### [Recorded information]
-- start --
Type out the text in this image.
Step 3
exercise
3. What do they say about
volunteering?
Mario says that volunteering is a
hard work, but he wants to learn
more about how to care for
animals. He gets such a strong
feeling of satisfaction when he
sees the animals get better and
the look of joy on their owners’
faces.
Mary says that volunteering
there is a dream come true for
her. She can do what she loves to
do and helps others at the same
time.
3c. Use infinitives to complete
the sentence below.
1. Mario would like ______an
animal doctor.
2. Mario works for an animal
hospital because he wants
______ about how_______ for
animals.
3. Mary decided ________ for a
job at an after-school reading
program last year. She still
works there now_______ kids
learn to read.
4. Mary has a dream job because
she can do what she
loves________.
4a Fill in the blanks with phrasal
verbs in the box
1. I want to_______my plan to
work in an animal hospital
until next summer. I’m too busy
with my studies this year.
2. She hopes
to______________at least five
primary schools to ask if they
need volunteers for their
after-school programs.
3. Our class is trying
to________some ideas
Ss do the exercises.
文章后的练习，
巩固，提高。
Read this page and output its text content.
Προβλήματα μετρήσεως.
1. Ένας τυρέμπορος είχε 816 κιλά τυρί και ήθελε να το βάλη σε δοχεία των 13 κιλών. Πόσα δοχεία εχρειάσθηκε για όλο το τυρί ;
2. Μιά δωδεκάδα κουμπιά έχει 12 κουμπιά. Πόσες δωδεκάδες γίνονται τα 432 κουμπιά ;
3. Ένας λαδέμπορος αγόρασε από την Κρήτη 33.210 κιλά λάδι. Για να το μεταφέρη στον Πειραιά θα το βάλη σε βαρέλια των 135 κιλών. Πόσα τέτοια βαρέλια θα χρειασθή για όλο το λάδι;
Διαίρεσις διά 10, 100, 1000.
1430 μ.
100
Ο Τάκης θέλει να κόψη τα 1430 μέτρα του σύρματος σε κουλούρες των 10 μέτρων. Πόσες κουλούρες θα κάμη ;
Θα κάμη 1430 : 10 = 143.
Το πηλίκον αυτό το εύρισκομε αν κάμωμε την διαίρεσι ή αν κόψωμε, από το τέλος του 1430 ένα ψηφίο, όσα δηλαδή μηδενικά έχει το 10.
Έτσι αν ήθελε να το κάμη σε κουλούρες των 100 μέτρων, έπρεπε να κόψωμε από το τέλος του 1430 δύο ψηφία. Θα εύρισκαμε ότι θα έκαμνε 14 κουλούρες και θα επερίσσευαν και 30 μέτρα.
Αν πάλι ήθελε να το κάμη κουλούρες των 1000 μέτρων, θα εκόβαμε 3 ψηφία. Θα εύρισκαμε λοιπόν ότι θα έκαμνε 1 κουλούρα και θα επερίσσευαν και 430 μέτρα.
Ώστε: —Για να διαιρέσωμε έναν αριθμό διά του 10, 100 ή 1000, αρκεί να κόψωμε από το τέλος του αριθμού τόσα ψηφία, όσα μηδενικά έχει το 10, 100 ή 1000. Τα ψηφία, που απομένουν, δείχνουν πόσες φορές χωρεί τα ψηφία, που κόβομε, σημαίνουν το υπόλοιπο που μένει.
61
-- end --
### [What is being asked]
Copy every line of the listing that contains the word "they".

### [Answer]
3. What do they say about
primary schools to ask if they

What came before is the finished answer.